(Dataset entries)
# # # #
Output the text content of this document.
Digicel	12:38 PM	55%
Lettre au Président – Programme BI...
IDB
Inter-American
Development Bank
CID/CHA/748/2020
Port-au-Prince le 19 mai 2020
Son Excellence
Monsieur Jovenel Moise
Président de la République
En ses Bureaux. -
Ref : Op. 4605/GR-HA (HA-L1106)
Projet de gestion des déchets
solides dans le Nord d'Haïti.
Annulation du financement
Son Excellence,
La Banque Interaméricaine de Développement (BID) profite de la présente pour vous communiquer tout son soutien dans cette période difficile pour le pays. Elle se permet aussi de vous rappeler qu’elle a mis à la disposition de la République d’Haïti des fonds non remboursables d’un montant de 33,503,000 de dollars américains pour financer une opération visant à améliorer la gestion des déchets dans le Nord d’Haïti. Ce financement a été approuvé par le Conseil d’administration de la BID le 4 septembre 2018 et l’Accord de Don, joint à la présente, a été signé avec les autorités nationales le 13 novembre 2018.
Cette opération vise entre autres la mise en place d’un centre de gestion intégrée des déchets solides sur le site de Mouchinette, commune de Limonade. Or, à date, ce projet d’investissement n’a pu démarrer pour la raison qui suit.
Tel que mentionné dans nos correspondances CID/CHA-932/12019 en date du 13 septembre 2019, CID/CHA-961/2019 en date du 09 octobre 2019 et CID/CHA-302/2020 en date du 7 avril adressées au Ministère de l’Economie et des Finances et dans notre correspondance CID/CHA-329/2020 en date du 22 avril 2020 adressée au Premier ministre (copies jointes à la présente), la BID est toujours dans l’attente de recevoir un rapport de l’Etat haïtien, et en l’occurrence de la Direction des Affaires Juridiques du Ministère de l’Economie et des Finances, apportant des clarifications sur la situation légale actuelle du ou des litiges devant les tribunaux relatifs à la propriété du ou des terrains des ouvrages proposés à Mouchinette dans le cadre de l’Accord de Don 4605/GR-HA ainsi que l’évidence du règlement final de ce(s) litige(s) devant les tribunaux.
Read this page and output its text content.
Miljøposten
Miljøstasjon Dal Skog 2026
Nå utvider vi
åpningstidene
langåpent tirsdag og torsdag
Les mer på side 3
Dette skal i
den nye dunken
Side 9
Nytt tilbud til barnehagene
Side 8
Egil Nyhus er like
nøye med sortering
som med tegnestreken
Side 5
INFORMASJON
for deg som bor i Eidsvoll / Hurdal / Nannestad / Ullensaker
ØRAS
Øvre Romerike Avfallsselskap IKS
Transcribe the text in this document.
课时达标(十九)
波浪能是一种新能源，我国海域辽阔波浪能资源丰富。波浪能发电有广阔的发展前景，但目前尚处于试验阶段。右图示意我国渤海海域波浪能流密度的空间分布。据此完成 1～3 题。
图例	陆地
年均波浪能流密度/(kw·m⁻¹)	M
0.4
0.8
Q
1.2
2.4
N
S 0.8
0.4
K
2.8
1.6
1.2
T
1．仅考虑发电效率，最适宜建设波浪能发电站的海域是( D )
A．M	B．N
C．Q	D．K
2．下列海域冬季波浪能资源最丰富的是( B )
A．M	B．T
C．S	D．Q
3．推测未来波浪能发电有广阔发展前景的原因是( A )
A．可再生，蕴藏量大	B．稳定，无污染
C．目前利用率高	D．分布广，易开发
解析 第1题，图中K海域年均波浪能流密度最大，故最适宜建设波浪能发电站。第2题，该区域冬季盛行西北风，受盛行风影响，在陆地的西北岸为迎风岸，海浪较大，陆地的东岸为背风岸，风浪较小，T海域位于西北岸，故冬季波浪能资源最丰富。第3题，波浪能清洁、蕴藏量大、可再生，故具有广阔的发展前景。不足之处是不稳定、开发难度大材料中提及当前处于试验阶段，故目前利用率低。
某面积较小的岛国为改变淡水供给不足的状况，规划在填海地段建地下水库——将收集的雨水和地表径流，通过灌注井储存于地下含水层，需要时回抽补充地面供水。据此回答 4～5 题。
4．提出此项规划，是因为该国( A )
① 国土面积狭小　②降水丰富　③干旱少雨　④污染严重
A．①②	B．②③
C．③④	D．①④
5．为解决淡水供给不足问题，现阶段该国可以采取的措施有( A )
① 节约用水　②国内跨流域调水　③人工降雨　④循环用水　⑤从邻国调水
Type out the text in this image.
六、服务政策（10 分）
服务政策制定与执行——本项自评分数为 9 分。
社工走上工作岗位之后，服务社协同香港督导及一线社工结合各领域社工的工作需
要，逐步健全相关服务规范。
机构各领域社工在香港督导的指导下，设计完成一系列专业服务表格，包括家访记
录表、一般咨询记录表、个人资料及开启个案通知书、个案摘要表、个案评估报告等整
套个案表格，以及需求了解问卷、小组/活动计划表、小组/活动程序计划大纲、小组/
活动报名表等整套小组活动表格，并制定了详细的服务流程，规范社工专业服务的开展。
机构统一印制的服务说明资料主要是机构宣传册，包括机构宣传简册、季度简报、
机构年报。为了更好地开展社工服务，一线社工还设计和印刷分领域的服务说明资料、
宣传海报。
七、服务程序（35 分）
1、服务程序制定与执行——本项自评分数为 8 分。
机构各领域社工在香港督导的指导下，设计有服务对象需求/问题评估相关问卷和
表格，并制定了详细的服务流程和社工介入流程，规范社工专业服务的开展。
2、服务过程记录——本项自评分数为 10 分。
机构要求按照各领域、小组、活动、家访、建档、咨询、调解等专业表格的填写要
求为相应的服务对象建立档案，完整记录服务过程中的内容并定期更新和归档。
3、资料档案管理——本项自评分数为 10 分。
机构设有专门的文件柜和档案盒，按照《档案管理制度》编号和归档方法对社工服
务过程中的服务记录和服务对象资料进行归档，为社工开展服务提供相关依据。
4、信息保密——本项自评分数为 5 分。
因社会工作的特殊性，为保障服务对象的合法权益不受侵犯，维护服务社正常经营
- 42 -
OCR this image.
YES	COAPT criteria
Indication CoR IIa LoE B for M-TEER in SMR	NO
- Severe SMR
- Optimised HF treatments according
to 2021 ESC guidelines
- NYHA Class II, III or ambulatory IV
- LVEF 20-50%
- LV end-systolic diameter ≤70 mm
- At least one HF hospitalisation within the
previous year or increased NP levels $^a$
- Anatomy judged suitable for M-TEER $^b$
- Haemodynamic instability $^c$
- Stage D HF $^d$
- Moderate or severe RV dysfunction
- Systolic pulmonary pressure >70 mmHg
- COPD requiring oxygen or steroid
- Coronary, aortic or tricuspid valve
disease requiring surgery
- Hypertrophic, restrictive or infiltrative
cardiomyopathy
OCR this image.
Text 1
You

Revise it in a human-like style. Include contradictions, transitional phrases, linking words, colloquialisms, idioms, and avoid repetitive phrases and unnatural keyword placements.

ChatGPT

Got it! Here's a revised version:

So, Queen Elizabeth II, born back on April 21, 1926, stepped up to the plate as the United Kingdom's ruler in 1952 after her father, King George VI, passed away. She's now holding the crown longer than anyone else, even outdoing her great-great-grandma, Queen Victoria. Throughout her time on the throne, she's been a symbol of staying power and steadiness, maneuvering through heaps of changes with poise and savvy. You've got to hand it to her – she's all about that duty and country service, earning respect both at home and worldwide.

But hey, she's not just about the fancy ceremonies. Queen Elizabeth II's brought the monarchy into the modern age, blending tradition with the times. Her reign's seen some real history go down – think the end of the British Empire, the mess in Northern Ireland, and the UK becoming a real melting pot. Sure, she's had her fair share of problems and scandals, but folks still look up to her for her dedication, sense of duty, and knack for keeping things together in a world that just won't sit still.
# # # #
Stated exercise: Reproduce the whole listing word for word.

Solution to the problem:
Output the text content of this document.
Digicel	12:38 PM	55%
Lettre au Président – Programme BI...
IDB
Inter-American
Development Bank
CID/CHA/748/2020
Port-au-Prince le 19 mai 2020
Son Excellence
Monsieur Jovenel Moise
Président de la République
En ses Bureaux. -
Ref : Op. 4605/GR-HA (HA-L1106)
Projet de gestion des déchets
solides dans le Nord d'Haïti.
Annulation du financement
Son Excellence,
La Banque Interaméricaine de Développement (BID) profite de la présente pour vous communiquer tout son soutien dans cette période difficile pour le pays. Elle se permet aussi de vous rappeler qu’elle a mis à la disposition de la République d’Haïti des fonds non remboursables d’un montant de 33,503,000 de dollars américains pour financer une opération visant à améliorer la gestion des déchets dans le Nord d’Haïti. Ce financement a été approuvé par le Conseil d’administration de la BID le 4 septembre 2018 et l’Accord de Don, joint à la présente, a été signé avec les autorités nationales le 13 novembre 2018.
Cette opération vise entre autres la mise en place d’un centre de gestion intégrée des déchets solides sur le site de Mouchinette, commune de Limonade. Or, à date, ce projet d’investissement n’a pu démarrer pour la raison qui suit.
Tel que mentionné dans nos correspondances CID/CHA-932/12019 en date du 13 septembre 2019, CID/CHA-961/2019 en date du 09 octobre 2019 et CID/CHA-302/2020 en date du 7 avril adressées au Ministère de l’Economie et des Finances et dans notre correspondance CID/CHA-329/2020 en date du 22 avril 2020 adressée au Premier ministre (copies jointes à la présente), la BID est toujours dans l’attente de recevoir un rapport de l’Etat haïtien, et en l’occurrence de la Direction des Affaires Juridiques du Ministère de l’Economie et des Finances, apportant des clarifications sur la situation légale actuelle du ou des litiges devant les tribunaux relatifs à la propriété du ou des terrains des ouvrages proposés à Mouchinette dans le cadre de l’Accord de Don 4605/GR-HA ainsi que l’évidence du règlement final de ce(s) litige(s) devant les tribunaux.
Read this page and output its text content.
Miljøposten
Miljøstasjon Dal Skog 2026
Nå utvider vi
åpningstidene
langåpent tirsdag og torsdag
Les mer på side 3
Dette skal i
den nye dunken
Side 9
Nytt tilbud til barnehagene
Side 8
Egil Nyhus er like
nøye med sortering
som med tegnestreken
Side 5
INFORMASJON
for deg som bor i Eidsvoll / Hurdal / Nannestad / Ullensaker
ØRAS
Øvre Romerike Avfallsselskap IKS
Transcribe the text in this document.
课时达标(十九)
波浪能是一种新能源，我国海域辽阔波浪能资源丰富。波浪能发电有广阔的发展前景，但目前尚处于试验阶段。右图示意我国渤海海域波浪能流密度的空间分布。据此完成 1～3 题。
图例	陆地
年均波浪能流密度/(kw·m⁻¹)	M
0.4
0.8
Q
1.2
2.4
N
S 0.8
0.4
K
2.8
1.6
1.2
T
1．仅考虑发电效率，最适宜建设波浪能发电站的海域是( D )
A．M	B．N
C．Q	D．K
2．下列海域冬季波浪能资源最丰富的是( B )
A．M	B．T
C．S	D．Q
3．推测未来波浪能发电有广阔发展前景的原因是( A )
A．可再生，蕴藏量大	B．稳定，无污染
C．目前利用率高	D．分布广，易开发
解析 第1题，图中K海域年均波浪能流密度最大，故最适宜建设波浪能发电站。第2题，该区域冬季盛行西北风，受盛行风影响，在陆地的西北岸为迎风岸，海浪较大，陆地的东岸为背风岸，风浪较小，T海域位于西北岸，故冬季波浪能资源最丰富。第3题，波浪能清洁、蕴藏量大、可再生，故具有广阔的发展前景。不足之处是不稳定、开发难度大材料中提及当前处于试验阶段，故目前利用率低。
某面积较小的岛国为改变淡水供给不足的状况，规划在填海地段建地下水库——将收集的雨水和地表径流，通过灌注井储存于地下含水层，需要时回抽补充地面供水。据此回答 4～5 题。
4．提出此项规划，是因为该国( A )
① 国土面积狭小　②降水丰富　③干旱少雨　④污染严重
A．①②	B．②③
C．③④	D．①④
5．为解决淡水供给不足问题，现阶段该国可以采取的措施有( A )
① 节约用水　②国内跨流域调水　③人工降雨　④循环用水　⑤从邻国调水
Type out the text in this image.
六、服务政策（10 分）
服务政策制定与执行——本项自评分数为 9 分。
社工走上工作岗位之后，服务社协同香港督导及一线社工结合各领域社工的工作需
要，逐步健全相关服务规范。
机构各领域社工在香港督导的指导下，设计完成一系列专业服务表格，包括家访记
录表、一般咨询记录表、个人资料及开启个案通知书、个案摘要表、个案评估报告等整
套个案表格，以及需求了解问卷、小组/活动计划表、小组/活动程序计划大纲、小组/
活动报名表等整套小组活动表格，并制定了详细的服务流程，规范社工专业服务的开展。
机构统一印制的服务说明资料主要是机构宣传册，包括机构宣传简册、季度简报、
机构年报。为了更好地开展社工服务，一线社工还设计和印刷分领域的服务说明资料、
宣传海报。
七、服务程序（35 分）
1、服务程序制定与执行——本项自评分数为 8 分。
机构各领域社工在香港督导的指导下，设计有服务对象需求/问题评估相关问卷和
表格，并制定了详细的服务流程和社工介入流程，规范社工专业服务的开展。
2、服务过程记录——本项自评分数为 10 分。
机构要求按照各领域、小组、活动、家访、建档、咨询、调解等专业表格的填写要
求为相应的服务对象建立档案，完整记录服务过程中的内容并定期更新和归档。
3、资料档案管理——本项自评分数为 10 分。
机构设有专门的文件柜和档案盒，按照《档案管理制度》编号和归档方法对社工服
务过程中的服务记录和服务对象资料进行归档，为社工开展服务提供相关依据。
4、信息保密——本项自评分数为 5 分。
因社会工作的特殊性，为保障服务对象的合法权益不受侵犯，维护服务社正常经营
- 42 -
OCR this image.
YES	COAPT criteria
Indication CoR IIa LoE B for M-TEER in SMR	NO
- Severe SMR
- Optimised HF treatments according
to 2021 ESC guidelines
- NYHA Class II, III or ambulatory IV
- LVEF 20-50%
- LV end-systolic diameter ≤70 mm
- At least one HF hospitalisation within the
previous year or increased NP levels $^a$
- Anatomy judged suitable for M-TEER $^b$
- Haemodynamic instability $^c$
- Stage D HF $^d$
- Moderate or severe RV dysfunction
- Systolic pulmonary pressure >70 mmHg
- COPD requiring oxygen or steroid
- Coronary, aortic or tricuspid valve
disease requiring surgery
- Hypertrophic, restrictive or infiltrative
cardiomyopathy
OCR this image.
Text 1
You

Revise it in a human-like style. Include contradictions, transitional phrases, linking words, colloquialisms, idioms, and avoid repetitive phrases and unnatural keyword placements.

ChatGPT

Got it! Here's a revised version:

So, Queen Elizabeth II, born back on April 21, 1926, stepped up to the plate as the United Kingdom's ruler in 1952 after her father, King George VI, passed away. She's now holding the crown longer than anyone else, even outdoing her great-great-grandma, Queen Victoria. Throughout her time on the throne, she's been a symbol of staying power and steadiness, maneuvering through heaps of changes with poise and savvy. You've got to hand it to her – she's all about that duty and country service, earning respect both at home and worldwide.

But hey, she's not just about the fancy ceremonies. Queen Elizabeth II's brought the monarchy into the modern age, blending tradition with the times. Her reign's seen some real history go down – think the end of the British Empire, the mess in Northern Ireland, and the UK becoming a real melting pot. Sure, she's had her fair share of problems and scandals, but folks still look up to her for her dedication, sense of duty, and knack for keeping things together in a world that just won't sit still.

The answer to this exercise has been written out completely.